To be done:
Below is a listing to transcribe in full and exactly; keep the pictures out.

Data items:
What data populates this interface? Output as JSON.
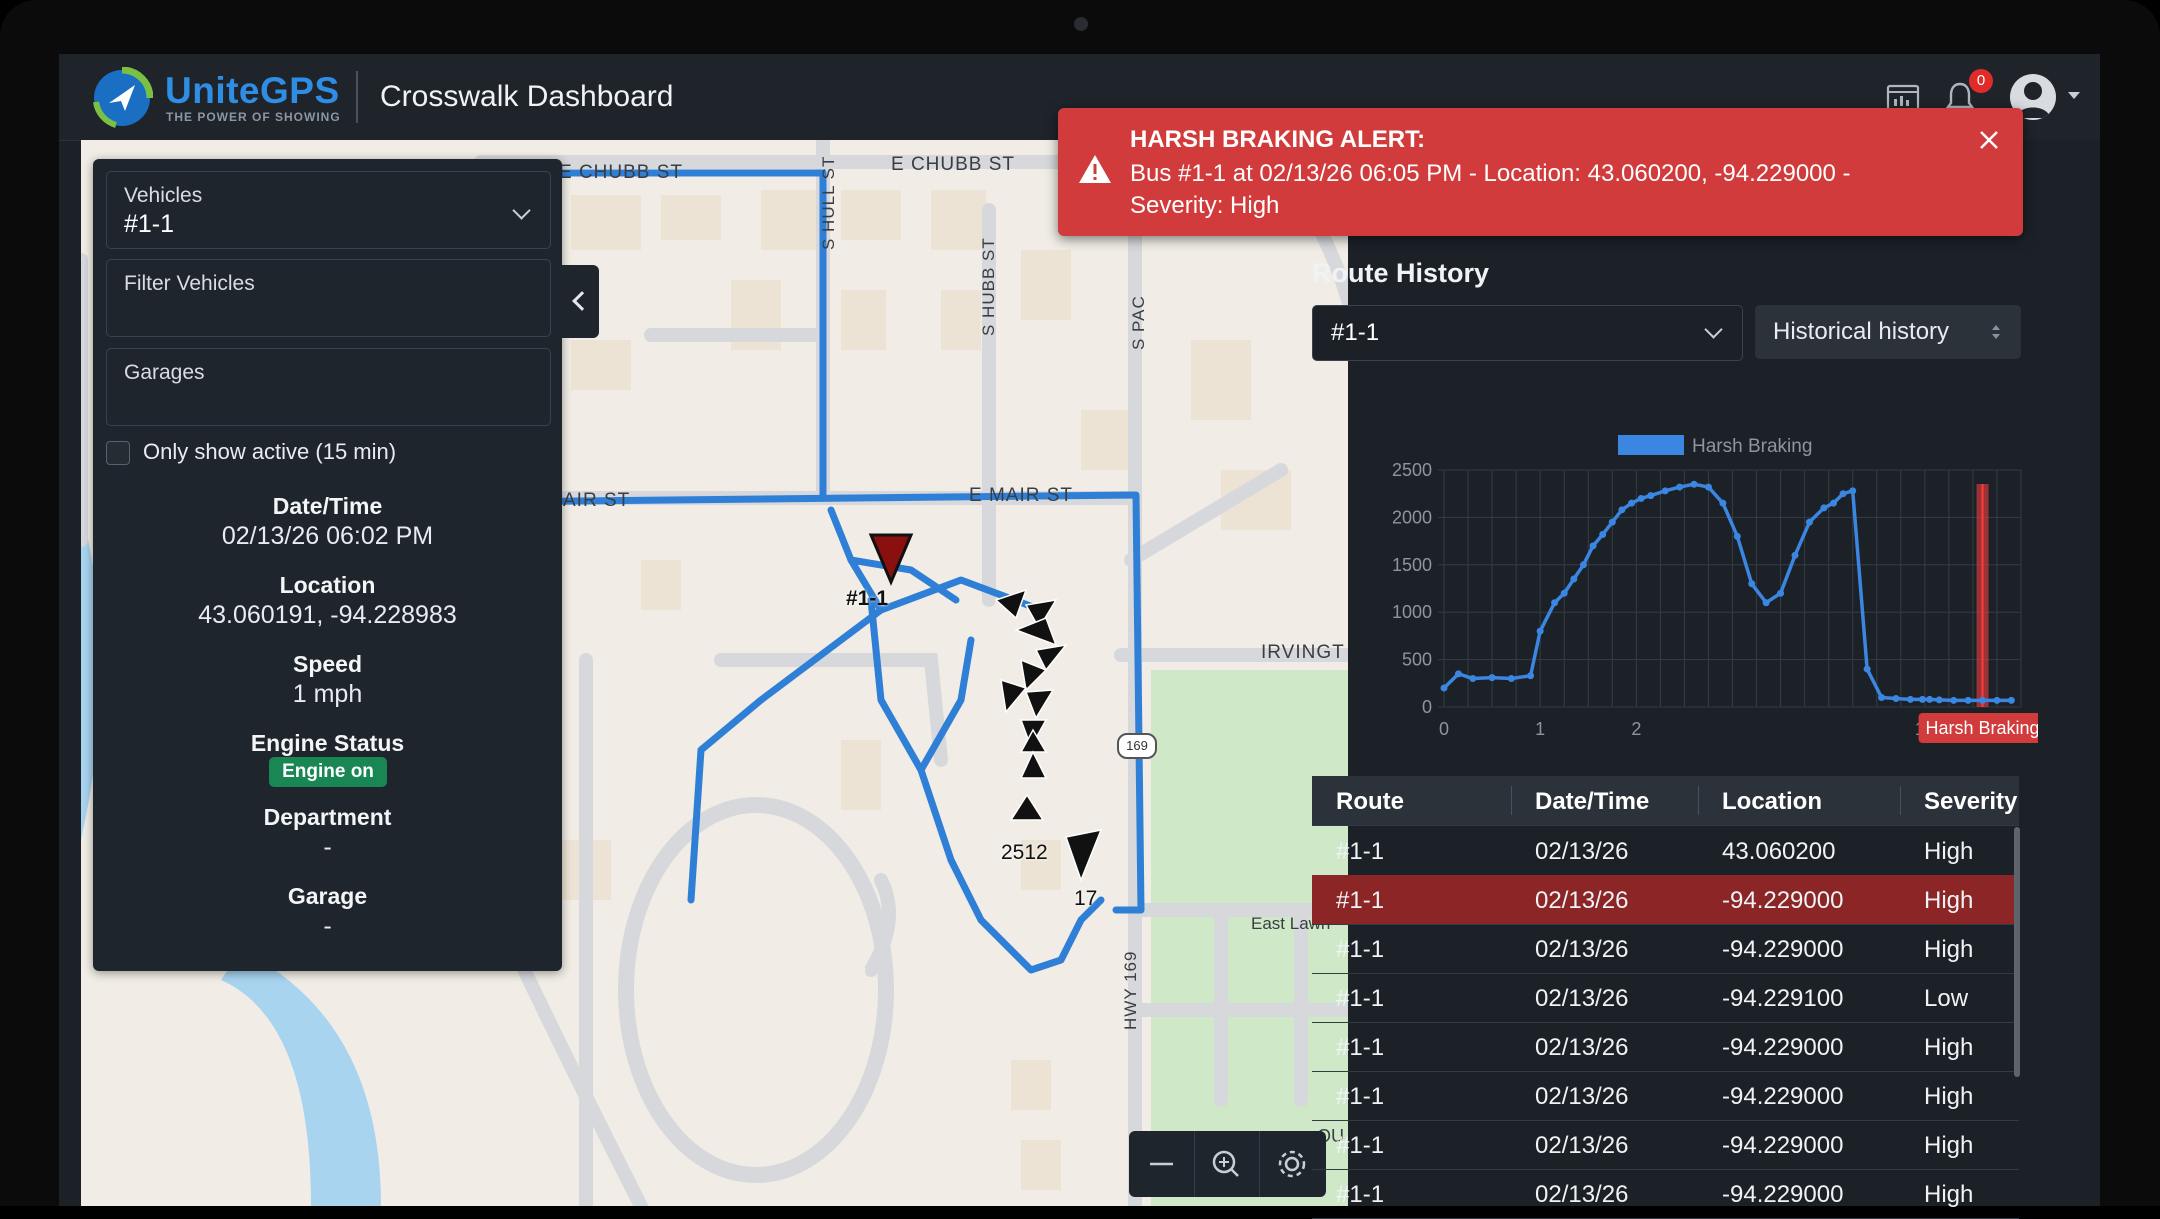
{
  "header": {
    "brand": "UniteGPS",
    "tagline": "THE POWER OF SHOWING",
    "title": "Crosswalk Dashboard",
    "notification_count": "0",
    "icons": [
      "report-icon",
      "bell-icon",
      "user-avatar-icon",
      "caret-down-icon"
    ]
  },
  "left_panel": {
    "vehicles_label": "Vehicles",
    "vehicles_value": "#1-1",
    "filter_label": "Filter Vehicles",
    "garages_label": "Garages",
    "active_checkbox_label": "Only show active (15 min)",
    "datetime_label": "Date/Time",
    "datetime_value": "02/13/26 06:02 PM",
    "location_label": "Location",
    "location_value": "43.060191, -94.228983",
    "speed_label": "Speed",
    "speed_value": "1 mph",
    "engine_label": "Engine Status",
    "engine_value": "Engine on",
    "department_label": "Department",
    "department_value": "-",
    "garage_label": "Garage",
    "garage_value": "-"
  },
  "map": {
    "streets": [
      "E CHUBB ST",
      "E CHUBB ST",
      "S HULL ST",
      "S HUBB ST",
      "S PAC",
      "E MAIR ST",
      "AIR ST",
      "IRVINGT",
      "HWY 169",
      "East Lawn",
      "169",
      "OU"
    ],
    "vehicle_labels": [
      "#1-1",
      "2512",
      "17"
    ],
    "route_color": "#2f7fd6"
  },
  "alert": {
    "title": "HARSH BRAKING ALERT:",
    "message": "Bus #1-1 at 02/13/26 06:05 PM - Location: 43.060200, -94.229000 - Severity: High",
    "color": "#d13b3b"
  },
  "route_history": {
    "title": "Route History",
    "route_select": "#1-1",
    "history_select": "Historical history"
  },
  "chart_data": {
    "type": "line",
    "legend": [
      "Harsh Braking"
    ],
    "legend_position": "top",
    "marker_label": "Harsh Braking",
    "marker_x": 11.2,
    "xticks": [
      "0",
      "1",
      "2",
      "15"
    ],
    "xtick_positions": [
      0,
      2,
      4,
      10
    ],
    "yticks": [
      0,
      500,
      1000,
      1500,
      2000,
      2500
    ],
    "ylim": [
      0,
      2500
    ],
    "xlim": [
      0,
      12
    ],
    "grid": true,
    "series": [
      {
        "name": "Harsh Braking",
        "color": "#3a86e0",
        "x": [
          0,
          0.3,
          0.6,
          1,
          1.4,
          1.8,
          2.0,
          2.3,
          2.5,
          2.7,
          2.9,
          3.1,
          3.3,
          3.5,
          3.7,
          3.9,
          4.1,
          4.3,
          4.6,
          4.9,
          5.2,
          5.5,
          5.8,
          6.1,
          6.4,
          6.7,
          7.0,
          7.3,
          7.6,
          7.9,
          8.1,
          8.3,
          8.5,
          8.8,
          9.1,
          9.4,
          9.7,
          9.95,
          10.1,
          10.3,
          10.6,
          10.9,
          11.2,
          11.5,
          11.8
        ],
        "y": [
          200,
          350,
          300,
          310,
          300,
          330,
          800,
          1100,
          1200,
          1350,
          1500,
          1700,
          1820,
          1950,
          2080,
          2150,
          2200,
          2230,
          2280,
          2320,
          2350,
          2320,
          2150,
          1800,
          1300,
          1100,
          1200,
          1600,
          1950,
          2100,
          2150,
          2250,
          2280,
          400,
          100,
          90,
          80,
          80,
          80,
          75,
          70,
          70,
          70,
          70,
          70
        ]
      }
    ]
  },
  "table": {
    "columns": [
      "Route",
      "Date/Time",
      "Location",
      "Severity"
    ],
    "rows": [
      [
        "#1-1",
        "02/13/26",
        "43.060200",
        "High"
      ],
      [
        "#1-1",
        "02/13/26",
        "-94.229000",
        "High"
      ],
      [
        "#1-1",
        "02/13/26",
        "-94.229000",
        "High"
      ],
      [
        "#1-1",
        "02/13/26",
        "-94.229100",
        "Low"
      ],
      [
        "#1-1",
        "02/13/26",
        "-94.229000",
        "High"
      ],
      [
        "#1-1",
        "02/13/26",
        "-94.229000",
        "High"
      ],
      [
        "#1-1",
        "02/13/26",
        "-94.229000",
        "High"
      ],
      [
        "#1-1",
        "02/13/26",
        "-94.229000",
        "High"
      ]
    ],
    "highlighted_row": 1
  }
}
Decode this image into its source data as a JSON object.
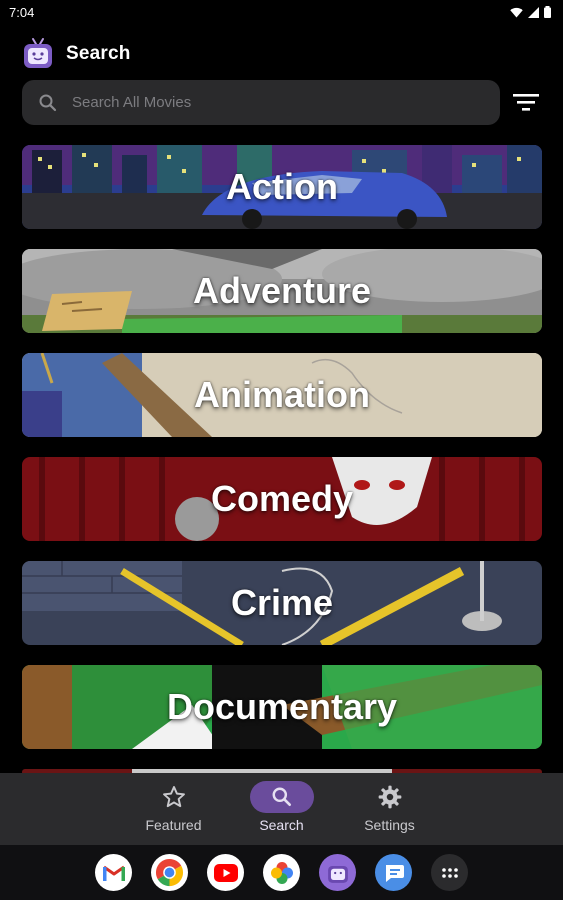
{
  "status": {
    "time": "7:04"
  },
  "header": {
    "title": "Search"
  },
  "search": {
    "placeholder": "Search All Movies"
  },
  "genres": [
    {
      "label": "Action"
    },
    {
      "label": "Adventure"
    },
    {
      "label": "Animation"
    },
    {
      "label": "Comedy"
    },
    {
      "label": "Crime"
    },
    {
      "label": "Documentary"
    }
  ],
  "nav": [
    {
      "label": "Featured",
      "icon": "star-icon",
      "active": false
    },
    {
      "label": "Search",
      "icon": "search-icon",
      "active": true
    },
    {
      "label": "Settings",
      "icon": "gear-icon",
      "active": false
    }
  ],
  "dock": [
    "gmail-icon",
    "chrome-icon",
    "youtube-icon",
    "photos-icon",
    "movie-app-icon",
    "messages-icon",
    "app-drawer-icon"
  ],
  "colors": {
    "accent": "#6a4c9c",
    "nav_bg": "#2b2b2d",
    "search_bg": "#2a2a2c"
  }
}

Output of the exercise:
What data populates this interface? Output as JSON.
{
  "header": {
    "brand": "UniteGPS",
    "tagline": "THE POWER OF SHOWING",
    "title": "Crosswalk Dashboard",
    "notification_count": "0",
    "icons": [
      "report-icon",
      "bell-icon",
      "user-avatar-icon",
      "caret-down-icon"
    ]
  },
  "left_panel": {
    "vehicles_label": "Vehicles",
    "vehicles_value": "#1-1",
    "filter_label": "Filter Vehicles",
    "garages_label": "Garages",
    "active_checkbox_label": "Only show active (15 min)",
    "datetime_label": "Date/Time",
    "datetime_value": "02/13/26 06:02 PM",
    "location_label": "Location",
    "location_value": "43.060191, -94.228983",
    "speed_label": "Speed",
    "speed_value": "1 mph",
    "engine_label": "Engine Status",
    "engine_value": "Engine on",
    "department_label": "Department",
    "department_value": "-",
    "garage_label": "Garage",
    "garage_value": "-"
  },
  "map": {
    "streets": [
      "E CHUBB ST",
      "E CHUBB ST",
      "S HULL ST",
      "S HUBB ST",
      "S PAC",
      "E MAIR ST",
      "AIR ST",
      "IRVINGT",
      "HWY 169",
      "East Lawn",
      "169",
      "OU"
    ],
    "vehicle_labels": [
      "#1-1",
      "2512",
      "17"
    ],
    "route_color": "#2f7fd6"
  },
  "alert": {
    "title": "HARSH BRAKING ALERT:",
    "message": "Bus #1-1 at 02/13/26 06:05 PM - Location: 43.060200, -94.229000 - Severity: High",
    "color": "#d13b3b"
  },
  "route_history": {
    "title": "Route History",
    "route_select": "#1-1",
    "history_select": "Historical history"
  },
  "chart_data": {
    "type": "line",
    "legend": [
      "Harsh Braking"
    ],
    "legend_position": "top",
    "marker_label": "Harsh Braking",
    "marker_x": 11.2,
    "xticks": [
      "0",
      "1",
      "2",
      "15"
    ],
    "xtick_positions": [
      0,
      2,
      4,
      10
    ],
    "yticks": [
      0,
      500,
      1000,
      1500,
      2000,
      2500
    ],
    "ylim": [
      0,
      2500
    ],
    "xlim": [
      0,
      12
    ],
    "grid": true,
    "series": [
      {
        "name": "Harsh Braking",
        "color": "#3a86e0",
        "x": [
          0,
          0.3,
          0.6,
          1,
          1.4,
          1.8,
          2.0,
          2.3,
          2.5,
          2.7,
          2.9,
          3.1,
          3.3,
          3.5,
          3.7,
          3.9,
          4.1,
          4.3,
          4.6,
          4.9,
          5.2,
          5.5,
          5.8,
          6.1,
          6.4,
          6.7,
          7.0,
          7.3,
          7.6,
          7.9,
          8.1,
          8.3,
          8.5,
          8.8,
          9.1,
          9.4,
          9.7,
          9.95,
          10.1,
          10.3,
          10.6,
          10.9,
          11.2,
          11.5,
          11.8
        ],
        "y": [
          200,
          350,
          300,
          310,
          300,
          330,
          800,
          1100,
          1200,
          1350,
          1500,
          1700,
          1820,
          1950,
          2080,
          2150,
          2200,
          2230,
          2280,
          2320,
          2350,
          2320,
          2150,
          1800,
          1300,
          1100,
          1200,
          1600,
          1950,
          2100,
          2150,
          2250,
          2280,
          400,
          100,
          90,
          80,
          80,
          80,
          75,
          70,
          70,
          70,
          70,
          70
        ]
      }
    ]
  },
  "table": {
    "columns": [
      "Route",
      "Date/Time",
      "Location",
      "Severity"
    ],
    "rows": [
      [
        "#1-1",
        "02/13/26",
        "43.060200",
        "High"
      ],
      [
        "#1-1",
        "02/13/26",
        "-94.229000",
        "High"
      ],
      [
        "#1-1",
        "02/13/26",
        "-94.229000",
        "High"
      ],
      [
        "#1-1",
        "02/13/26",
        "-94.229100",
        "Low"
      ],
      [
        "#1-1",
        "02/13/26",
        "-94.229000",
        "High"
      ],
      [
        "#1-1",
        "02/13/26",
        "-94.229000",
        "High"
      ],
      [
        "#1-1",
        "02/13/26",
        "-94.229000",
        "High"
      ],
      [
        "#1-1",
        "02/13/26",
        "-94.229000",
        "High"
      ]
    ],
    "highlighted_row": 1
  }
}
Decode this image into its source data as a JSON object.
{
  "status": {
    "time": "7:04"
  },
  "header": {
    "title": "Search"
  },
  "search": {
    "placeholder": "Search All Movies"
  },
  "genres": [
    {
      "label": "Action"
    },
    {
      "label": "Adventure"
    },
    {
      "label": "Animation"
    },
    {
      "label": "Comedy"
    },
    {
      "label": "Crime"
    },
    {
      "label": "Documentary"
    }
  ],
  "nav": [
    {
      "label": "Featured",
      "icon": "star-icon",
      "active": false
    },
    {
      "label": "Search",
      "icon": "search-icon",
      "active": true
    },
    {
      "label": "Settings",
      "icon": "gear-icon",
      "active": false
    }
  ],
  "dock": [
    "gmail-icon",
    "chrome-icon",
    "youtube-icon",
    "photos-icon",
    "movie-app-icon",
    "messages-icon",
    "app-drawer-icon"
  ],
  "colors": {
    "accent": "#6a4c9c",
    "nav_bg": "#2b2b2d",
    "search_bg": "#2a2a2c"
  }
}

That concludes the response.